> **Exercise details**: Please find all lines in the data that hold the string "otthonodba" and copy them.

Begin Records to process

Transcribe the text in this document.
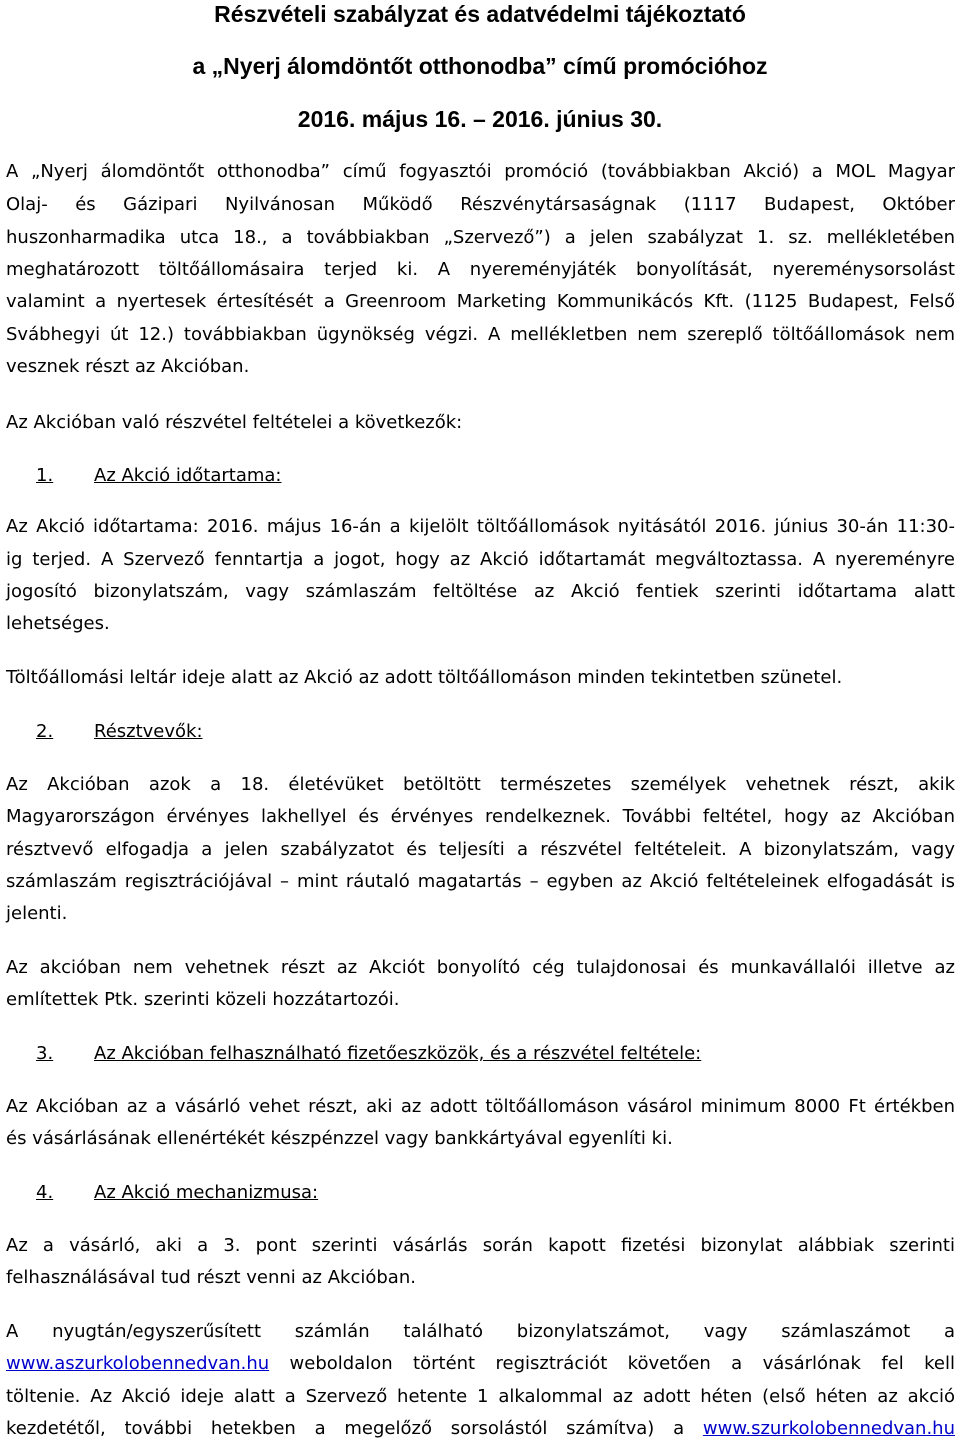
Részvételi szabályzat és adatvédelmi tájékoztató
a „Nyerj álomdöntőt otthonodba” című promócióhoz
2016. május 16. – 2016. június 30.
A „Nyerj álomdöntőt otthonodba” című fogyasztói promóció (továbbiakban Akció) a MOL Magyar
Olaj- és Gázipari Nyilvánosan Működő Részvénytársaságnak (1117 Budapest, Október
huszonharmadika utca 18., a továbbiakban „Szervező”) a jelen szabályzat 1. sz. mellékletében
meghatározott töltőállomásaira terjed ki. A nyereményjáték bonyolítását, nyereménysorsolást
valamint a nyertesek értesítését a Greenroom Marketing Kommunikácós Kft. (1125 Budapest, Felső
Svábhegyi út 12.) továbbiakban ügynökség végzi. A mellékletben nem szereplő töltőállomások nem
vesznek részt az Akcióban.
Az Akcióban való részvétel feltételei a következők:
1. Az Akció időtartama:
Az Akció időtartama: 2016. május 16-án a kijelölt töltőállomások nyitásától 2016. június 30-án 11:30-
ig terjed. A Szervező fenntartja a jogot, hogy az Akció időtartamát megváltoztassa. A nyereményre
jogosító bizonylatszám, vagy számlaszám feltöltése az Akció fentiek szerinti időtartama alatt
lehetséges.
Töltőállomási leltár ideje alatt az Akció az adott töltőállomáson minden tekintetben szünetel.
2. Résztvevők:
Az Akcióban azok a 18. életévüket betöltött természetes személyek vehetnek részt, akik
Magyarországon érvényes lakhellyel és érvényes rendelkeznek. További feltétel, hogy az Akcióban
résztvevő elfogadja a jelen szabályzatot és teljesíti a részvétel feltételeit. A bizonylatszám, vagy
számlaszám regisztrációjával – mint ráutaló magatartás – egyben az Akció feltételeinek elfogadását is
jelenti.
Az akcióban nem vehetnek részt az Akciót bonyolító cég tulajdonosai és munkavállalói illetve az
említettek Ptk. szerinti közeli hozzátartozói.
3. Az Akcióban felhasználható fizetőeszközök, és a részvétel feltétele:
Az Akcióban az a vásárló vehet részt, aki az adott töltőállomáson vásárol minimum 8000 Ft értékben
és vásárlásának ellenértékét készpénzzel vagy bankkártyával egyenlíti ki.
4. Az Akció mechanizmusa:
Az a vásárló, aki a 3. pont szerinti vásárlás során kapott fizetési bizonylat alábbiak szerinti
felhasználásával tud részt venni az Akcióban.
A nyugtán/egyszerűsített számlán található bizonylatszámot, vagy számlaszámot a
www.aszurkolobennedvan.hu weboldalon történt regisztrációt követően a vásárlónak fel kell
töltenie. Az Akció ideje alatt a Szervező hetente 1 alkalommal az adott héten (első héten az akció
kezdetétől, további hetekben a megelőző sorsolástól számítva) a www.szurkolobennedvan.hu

End Records to process

> **Reply to the task**:
a „Nyerj álomdöntőt otthonodba” című promócióhoz
A „Nyerj álomdöntőt otthonodba” című fogyasztói promóció (továbbiakban Akció) a MOL Magyar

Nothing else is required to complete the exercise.